:: Challenge ::
Please write the listing below out again exactly, leaving every picture behind.

────────────────────

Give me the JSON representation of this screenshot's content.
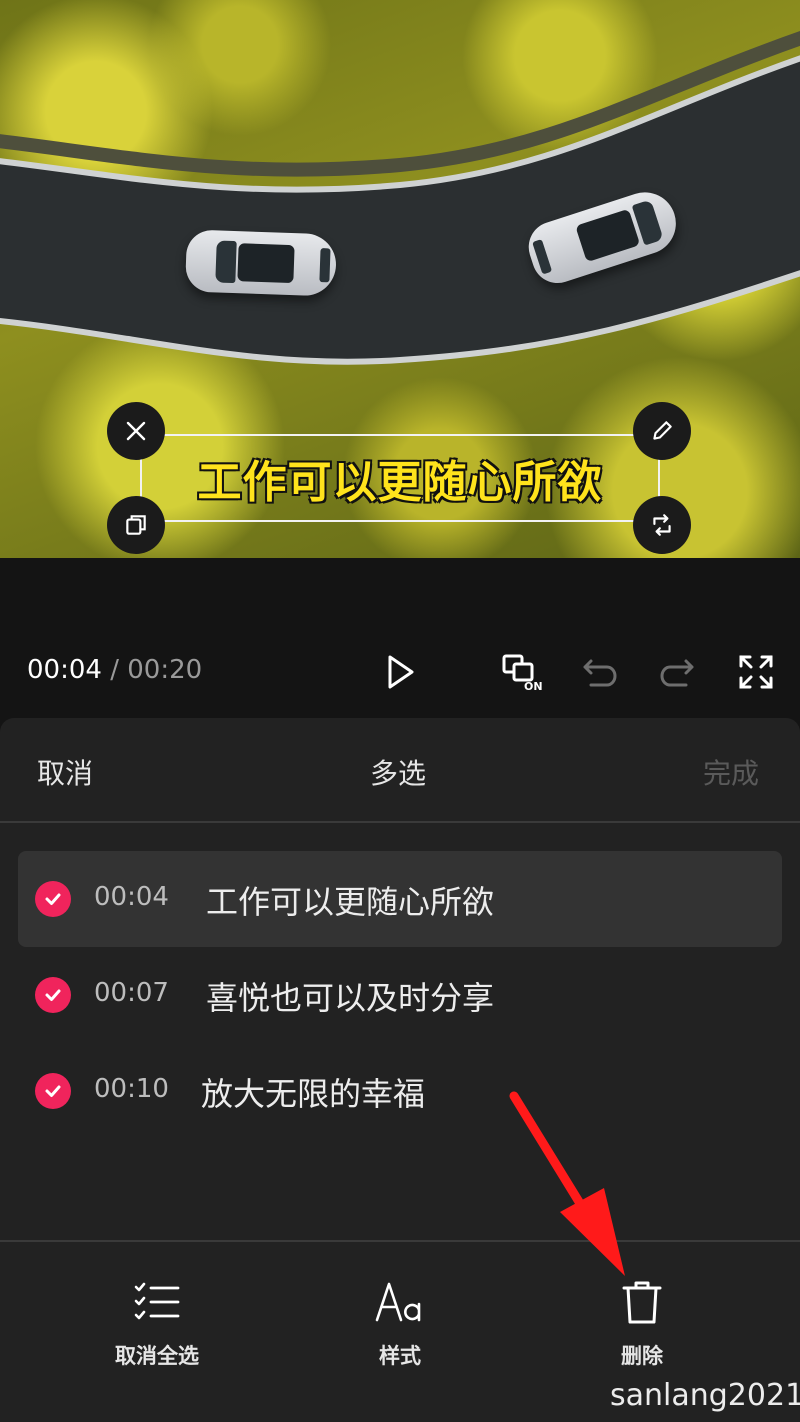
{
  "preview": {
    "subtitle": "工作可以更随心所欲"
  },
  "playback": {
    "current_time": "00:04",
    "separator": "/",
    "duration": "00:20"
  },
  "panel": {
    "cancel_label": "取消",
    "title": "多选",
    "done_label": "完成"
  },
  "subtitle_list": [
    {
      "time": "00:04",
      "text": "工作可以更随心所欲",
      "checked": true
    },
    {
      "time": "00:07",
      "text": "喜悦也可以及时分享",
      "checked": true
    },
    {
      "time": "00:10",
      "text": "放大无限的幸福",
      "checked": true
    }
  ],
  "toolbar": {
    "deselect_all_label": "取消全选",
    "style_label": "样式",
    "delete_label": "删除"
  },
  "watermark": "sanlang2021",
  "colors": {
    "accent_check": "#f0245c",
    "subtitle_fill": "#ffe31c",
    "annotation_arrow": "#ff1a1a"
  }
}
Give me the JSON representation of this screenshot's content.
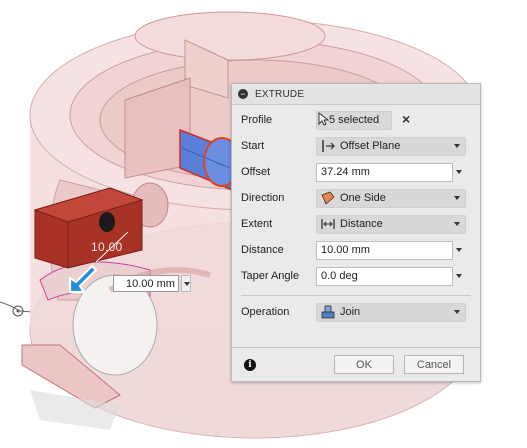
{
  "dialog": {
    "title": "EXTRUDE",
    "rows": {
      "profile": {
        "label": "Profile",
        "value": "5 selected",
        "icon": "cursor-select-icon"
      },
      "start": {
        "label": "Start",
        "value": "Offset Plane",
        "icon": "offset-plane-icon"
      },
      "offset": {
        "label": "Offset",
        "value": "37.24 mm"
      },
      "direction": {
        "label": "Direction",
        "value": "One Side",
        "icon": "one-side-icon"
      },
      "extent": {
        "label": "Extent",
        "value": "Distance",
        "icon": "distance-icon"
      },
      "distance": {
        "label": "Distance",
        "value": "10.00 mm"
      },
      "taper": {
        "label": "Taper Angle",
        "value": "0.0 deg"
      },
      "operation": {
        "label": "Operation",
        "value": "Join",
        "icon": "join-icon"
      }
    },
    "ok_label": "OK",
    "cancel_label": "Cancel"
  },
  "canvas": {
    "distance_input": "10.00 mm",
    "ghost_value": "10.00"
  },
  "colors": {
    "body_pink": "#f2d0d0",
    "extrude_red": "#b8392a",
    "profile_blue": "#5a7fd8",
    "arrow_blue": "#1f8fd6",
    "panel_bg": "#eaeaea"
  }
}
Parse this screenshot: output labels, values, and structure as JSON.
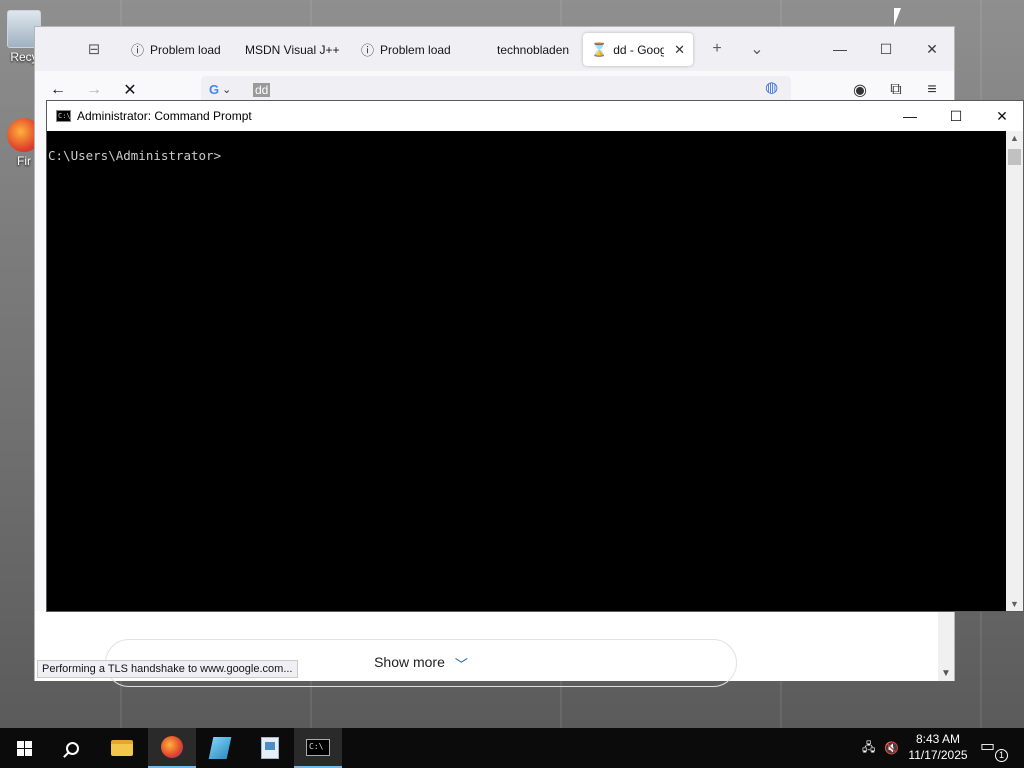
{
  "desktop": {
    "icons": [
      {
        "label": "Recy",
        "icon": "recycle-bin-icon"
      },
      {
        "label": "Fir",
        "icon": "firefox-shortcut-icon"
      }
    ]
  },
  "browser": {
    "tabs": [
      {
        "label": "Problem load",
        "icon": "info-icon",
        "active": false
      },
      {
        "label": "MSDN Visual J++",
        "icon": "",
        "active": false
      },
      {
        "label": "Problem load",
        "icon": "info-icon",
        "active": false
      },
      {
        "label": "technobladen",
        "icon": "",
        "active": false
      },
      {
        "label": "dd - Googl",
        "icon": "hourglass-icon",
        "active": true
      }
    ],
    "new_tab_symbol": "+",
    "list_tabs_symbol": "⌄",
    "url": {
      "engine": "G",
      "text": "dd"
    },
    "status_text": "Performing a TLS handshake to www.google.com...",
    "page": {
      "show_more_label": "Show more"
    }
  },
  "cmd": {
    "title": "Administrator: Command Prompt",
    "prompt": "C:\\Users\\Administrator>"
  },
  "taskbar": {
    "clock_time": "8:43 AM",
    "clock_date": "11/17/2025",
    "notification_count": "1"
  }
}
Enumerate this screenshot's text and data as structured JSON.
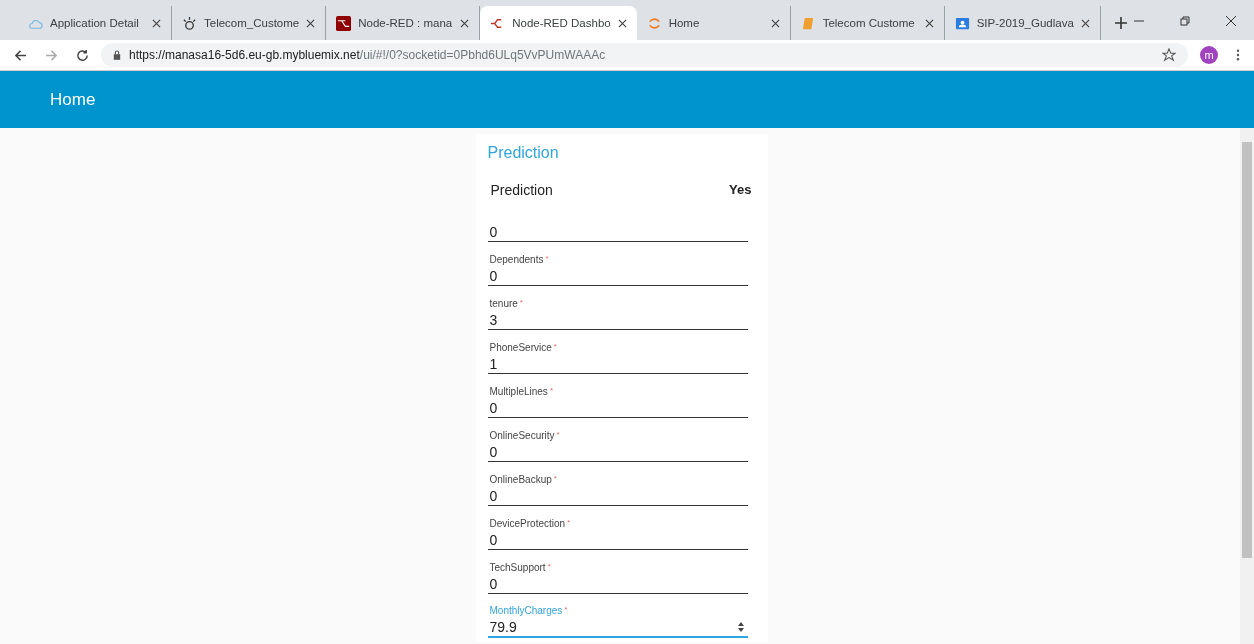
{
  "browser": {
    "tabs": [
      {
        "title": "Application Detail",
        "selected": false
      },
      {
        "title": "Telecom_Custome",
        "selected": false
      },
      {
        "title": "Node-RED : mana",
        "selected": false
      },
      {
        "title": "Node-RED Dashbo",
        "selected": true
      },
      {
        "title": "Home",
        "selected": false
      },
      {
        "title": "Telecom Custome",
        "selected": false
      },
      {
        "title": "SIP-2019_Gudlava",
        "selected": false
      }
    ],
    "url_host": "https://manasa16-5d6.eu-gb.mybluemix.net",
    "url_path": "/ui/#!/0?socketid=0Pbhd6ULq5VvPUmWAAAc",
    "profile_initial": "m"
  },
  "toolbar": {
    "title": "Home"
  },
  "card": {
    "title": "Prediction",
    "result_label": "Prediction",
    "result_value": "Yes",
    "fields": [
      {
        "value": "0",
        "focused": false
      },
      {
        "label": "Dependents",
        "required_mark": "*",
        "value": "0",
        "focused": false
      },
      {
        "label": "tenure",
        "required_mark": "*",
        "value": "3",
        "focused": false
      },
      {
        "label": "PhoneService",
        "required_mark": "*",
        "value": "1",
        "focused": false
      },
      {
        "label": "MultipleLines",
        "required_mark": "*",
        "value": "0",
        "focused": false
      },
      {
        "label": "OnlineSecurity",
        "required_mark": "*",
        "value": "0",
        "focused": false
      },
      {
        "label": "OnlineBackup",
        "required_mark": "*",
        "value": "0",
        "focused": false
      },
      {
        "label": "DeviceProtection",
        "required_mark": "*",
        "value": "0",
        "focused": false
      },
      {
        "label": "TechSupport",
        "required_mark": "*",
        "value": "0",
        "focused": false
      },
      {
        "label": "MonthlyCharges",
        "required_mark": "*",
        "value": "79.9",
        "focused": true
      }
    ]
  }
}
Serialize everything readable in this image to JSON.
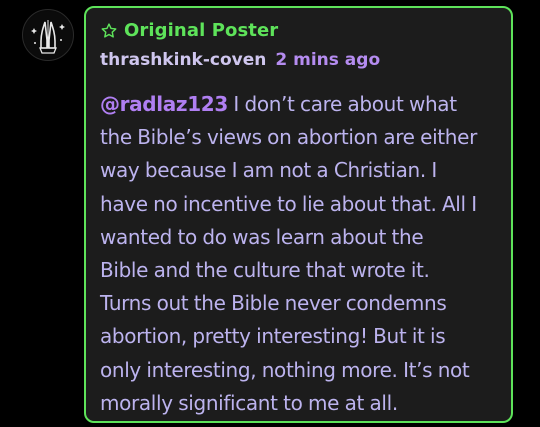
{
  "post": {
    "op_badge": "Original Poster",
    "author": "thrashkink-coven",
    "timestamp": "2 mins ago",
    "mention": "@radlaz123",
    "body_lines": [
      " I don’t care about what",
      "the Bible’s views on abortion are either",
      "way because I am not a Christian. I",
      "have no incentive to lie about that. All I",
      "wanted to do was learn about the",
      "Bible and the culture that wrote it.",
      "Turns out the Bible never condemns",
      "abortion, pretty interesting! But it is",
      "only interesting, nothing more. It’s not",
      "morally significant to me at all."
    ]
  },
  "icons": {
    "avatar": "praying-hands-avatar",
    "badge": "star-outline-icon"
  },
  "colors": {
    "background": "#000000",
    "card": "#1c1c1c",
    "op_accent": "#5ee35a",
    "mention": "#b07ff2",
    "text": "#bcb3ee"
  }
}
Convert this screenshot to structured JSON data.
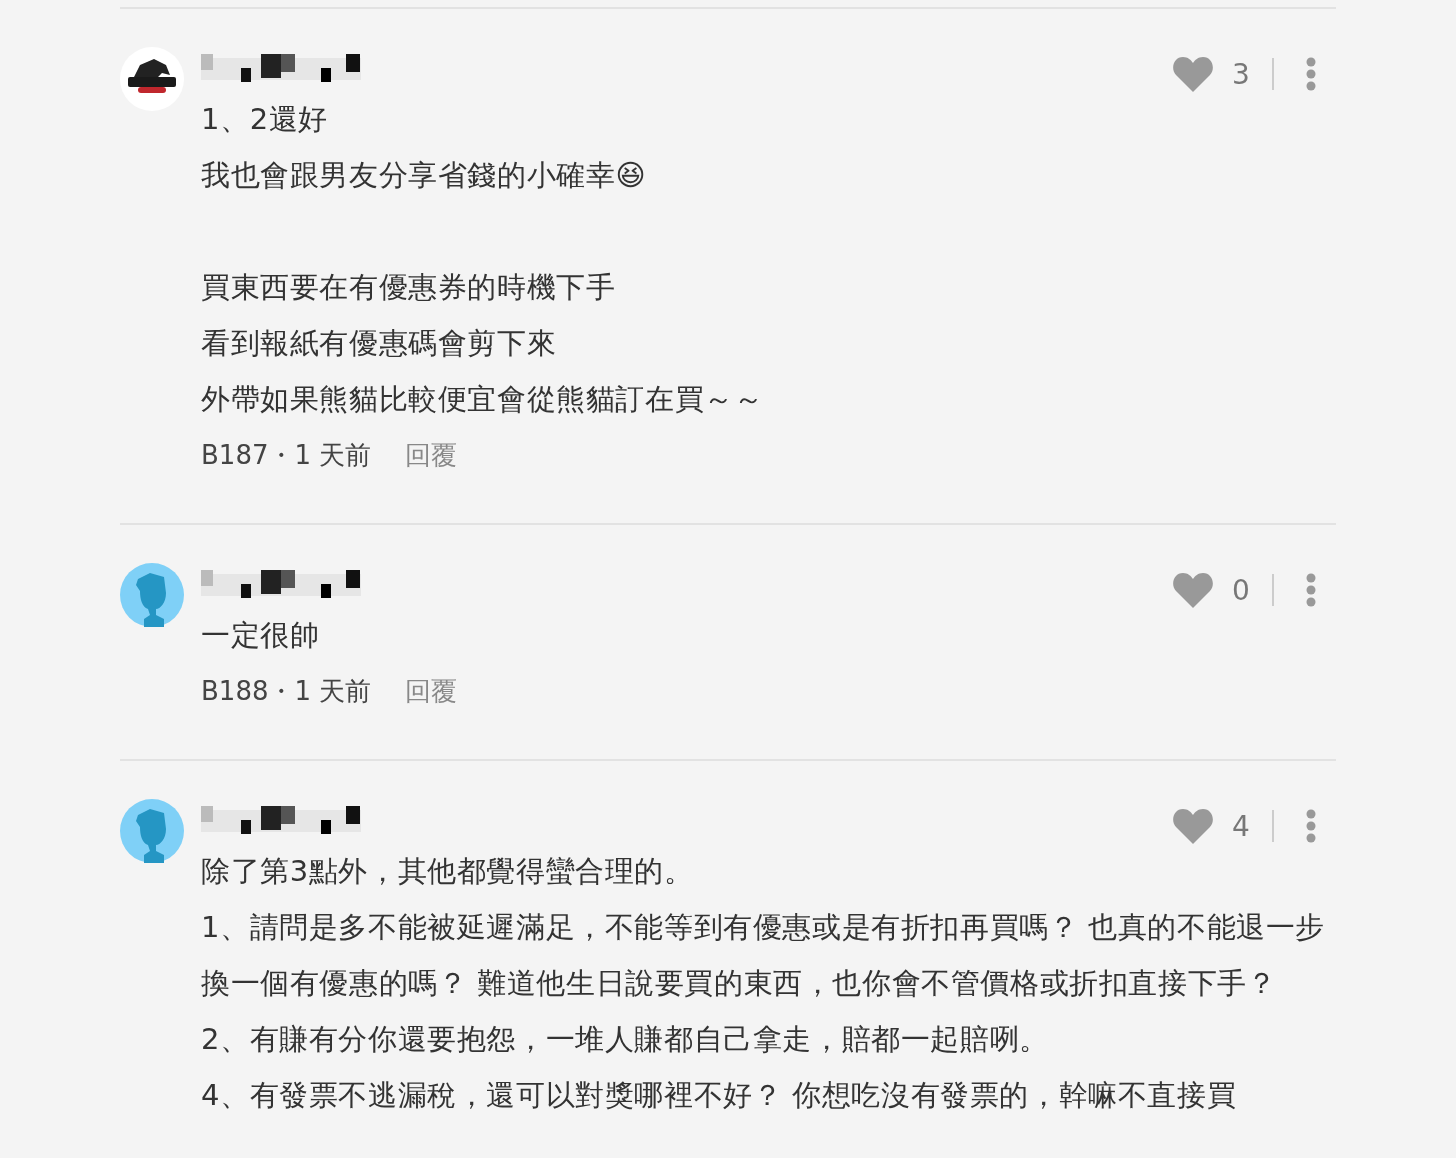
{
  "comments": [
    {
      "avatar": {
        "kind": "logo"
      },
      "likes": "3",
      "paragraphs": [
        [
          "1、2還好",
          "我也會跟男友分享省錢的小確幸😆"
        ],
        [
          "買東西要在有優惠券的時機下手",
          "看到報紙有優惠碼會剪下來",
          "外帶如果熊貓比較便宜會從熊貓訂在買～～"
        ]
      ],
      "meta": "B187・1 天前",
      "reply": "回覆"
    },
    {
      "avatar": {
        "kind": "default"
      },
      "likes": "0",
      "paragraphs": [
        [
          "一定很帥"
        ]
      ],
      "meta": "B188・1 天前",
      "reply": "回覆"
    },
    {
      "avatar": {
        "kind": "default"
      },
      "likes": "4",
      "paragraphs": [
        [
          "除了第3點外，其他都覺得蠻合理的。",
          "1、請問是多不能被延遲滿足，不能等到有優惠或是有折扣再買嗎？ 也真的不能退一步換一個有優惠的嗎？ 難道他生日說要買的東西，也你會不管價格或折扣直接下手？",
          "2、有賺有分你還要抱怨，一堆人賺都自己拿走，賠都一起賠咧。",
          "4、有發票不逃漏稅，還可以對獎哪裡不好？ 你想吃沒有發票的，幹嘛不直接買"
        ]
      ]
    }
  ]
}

────────────────────

:: Full output ::
Give me the JSON representation of this screenshot's content.
{
  "preview": {
    "subtitle": "工作可以更随心所欲"
  },
  "playback": {
    "current_time": "00:04",
    "separator": "/",
    "duration": "00:20"
  },
  "panel": {
    "cancel_label": "取消",
    "title": "多选",
    "done_label": "完成"
  },
  "subtitle_list": [
    {
      "time": "00:04",
      "text": "工作可以更随心所欲",
      "checked": true
    },
    {
      "time": "00:07",
      "text": "喜悦也可以及时分享",
      "checked": true
    },
    {
      "time": "00:10",
      "text": "放大无限的幸福",
      "checked": true
    }
  ],
  "toolbar": {
    "deselect_all_label": "取消全选",
    "style_label": "样式",
    "delete_label": "删除"
  },
  "watermark": "sanlang2021",
  "colors": {
    "accent_check": "#f0245c",
    "subtitle_fill": "#ffe31c",
    "annotation_arrow": "#ff1a1a"
  }
}
Give me the JSON representation of this screenshot's content.
{
  "dialog": {
    "title": "EXTRUDE",
    "rows": {
      "profile": {
        "label": "Profile",
        "value": "5 selected",
        "icon": "cursor-select-icon"
      },
      "start": {
        "label": "Start",
        "value": "Offset Plane",
        "icon": "offset-plane-icon"
      },
      "offset": {
        "label": "Offset",
        "value": "37.24 mm"
      },
      "direction": {
        "label": "Direction",
        "value": "One Side",
        "icon": "one-side-icon"
      },
      "extent": {
        "label": "Extent",
        "value": "Distance",
        "icon": "distance-icon"
      },
      "distance": {
        "label": "Distance",
        "value": "10.00 mm"
      },
      "taper": {
        "label": "Taper Angle",
        "value": "0.0 deg"
      },
      "operation": {
        "label": "Operation",
        "value": "Join",
        "icon": "join-icon"
      }
    },
    "ok_label": "OK",
    "cancel_label": "Cancel"
  },
  "canvas": {
    "distance_input": "10.00 mm",
    "ghost_value": "10.00"
  },
  "colors": {
    "body_pink": "#f2d0d0",
    "extrude_red": "#b8392a",
    "profile_blue": "#5a7fd8",
    "arrow_blue": "#1f8fd6",
    "panel_bg": "#eaeaea"
  }
}
Parse this screenshot: output labels, values, and structure as JSON.
{
  "desktop": {
    "icons": [
      {
        "label": "Recy",
        "icon": "recycle-bin-icon"
      },
      {
        "label": "Fir",
        "icon": "firefox-shortcut-icon"
      }
    ]
  },
  "browser": {
    "tabs": [
      {
        "label": "Problem load",
        "icon": "info-icon",
        "active": false
      },
      {
        "label": "MSDN Visual J++",
        "icon": "",
        "active": false
      },
      {
        "label": "Problem load",
        "icon": "info-icon",
        "active": false
      },
      {
        "label": "technobladen",
        "icon": "",
        "active": false
      },
      {
        "label": "dd - Googl",
        "icon": "hourglass-icon",
        "active": true
      }
    ],
    "new_tab_symbol": "+",
    "list_tabs_symbol": "⌄",
    "url": {
      "engine": "G",
      "text": "dd"
    },
    "status_text": "Performing a TLS handshake to www.google.com...",
    "page": {
      "show_more_label": "Show more"
    }
  },
  "cmd": {
    "title": "Administrator: Command Prompt",
    "prompt": "C:\\Users\\Administrator>"
  },
  "taskbar": {
    "clock_time": "8:43 AM",
    "clock_date": "11/17/2025",
    "notification_count": "1"
  }
}
Enumerate this screenshot's text and data as structured JSON.
{
  "browser": {
    "tabs": [
      {
        "title": "Application Detail",
        "selected": false
      },
      {
        "title": "Telecom_Custome",
        "selected": false
      },
      {
        "title": "Node-RED : mana",
        "selected": false
      },
      {
        "title": "Node-RED Dashbo",
        "selected": true
      },
      {
        "title": "Home",
        "selected": false
      },
      {
        "title": "Telecom Custome",
        "selected": false
      },
      {
        "title": "SIP-2019_Gudlava",
        "selected": false
      }
    ],
    "url_host": "https://manasa16-5d6.eu-gb.mybluemix.net",
    "url_path": "/ui/#!/0?socketid=0Pbhd6ULq5VvPUmWAAAc",
    "profile_initial": "m"
  },
  "toolbar": {
    "title": "Home"
  },
  "card": {
    "title": "Prediction",
    "result_label": "Prediction",
    "result_value": "Yes",
    "fields": [
      {
        "value": "0",
        "focused": false
      },
      {
        "label": "Dependents",
        "required_mark": "*",
        "value": "0",
        "focused": false
      },
      {
        "label": "tenure",
        "required_mark": "*",
        "value": "3",
        "focused": false
      },
      {
        "label": "PhoneService",
        "required_mark": "*",
        "value": "1",
        "focused": false
      },
      {
        "label": "MultipleLines",
        "required_mark": "*",
        "value": "0",
        "focused": false
      },
      {
        "label": "OnlineSecurity",
        "required_mark": "*",
        "value": "0",
        "focused": false
      },
      {
        "label": "OnlineBackup",
        "required_mark": "*",
        "value": "0",
        "focused": false
      },
      {
        "label": "DeviceProtection",
        "required_mark": "*",
        "value": "0",
        "focused": false
      },
      {
        "label": "TechSupport",
        "required_mark": "*",
        "value": "0",
        "focused": false
      },
      {
        "label": "MonthlyCharges",
        "required_mark": "*",
        "value": "79.9",
        "focused": true
      }
    ]
  }
}
Serialize everything readable in this image to JSON.
{
  "post": {
    "op_badge": "Original Poster",
    "author": "thrashkink-coven",
    "timestamp": "2 mins ago",
    "mention": "@radlaz123",
    "body_lines": [
      " I don’t care about what",
      "the Bible’s views on abortion are either",
      "way because I am not a Christian. I",
      "have no incentive to lie about that. All I",
      "wanted to do was learn about the",
      "Bible and the culture that wrote it.",
      "Turns out the Bible never condemns",
      "abortion, pretty interesting! But it is",
      "only interesting, nothing more. It’s not",
      "morally significant to me at all."
    ]
  },
  "icons": {
    "avatar": "praying-hands-avatar",
    "badge": "star-outline-icon"
  },
  "colors": {
    "background": "#000000",
    "card": "#1c1c1c",
    "op_accent": "#5ee35a",
    "mention": "#b07ff2",
    "text": "#bcb3ee"
  }
}
Convert this screenshot to structured JSON data.
{
  "comments": [
    {
      "avatar": {
        "kind": "logo"
      },
      "likes": "3",
      "paragraphs": [
        [
          "1、2還好",
          "我也會跟男友分享省錢的小確幸😆"
        ],
        [
          "買東西要在有優惠券的時機下手",
          "看到報紙有優惠碼會剪下來",
          "外帶如果熊貓比較便宜會從熊貓訂在買～～"
        ]
      ],
      "meta": "B187・1 天前",
      "reply": "回覆"
    },
    {
      "avatar": {
        "kind": "default"
      },
      "likes": "0",
      "paragraphs": [
        [
          "一定很帥"
        ]
      ],
      "meta": "B188・1 天前",
      "reply": "回覆"
    },
    {
      "avatar": {
        "kind": "default"
      },
      "likes": "4",
      "paragraphs": [
        [
          "除了第3點外，其他都覺得蠻合理的。",
          "1、請問是多不能被延遲滿足，不能等到有優惠或是有折扣再買嗎？ 也真的不能退一步換一個有優惠的嗎？ 難道他生日說要買的東西，也你會不管價格或折扣直接下手？",
          "2、有賺有分你還要抱怨，一堆人賺都自己拿走，賠都一起賠咧。",
          "4、有發票不逃漏稅，還可以對獎哪裡不好？ 你想吃沒有發票的，幹嘛不直接買"
        ]
      ]
    }
  ]
}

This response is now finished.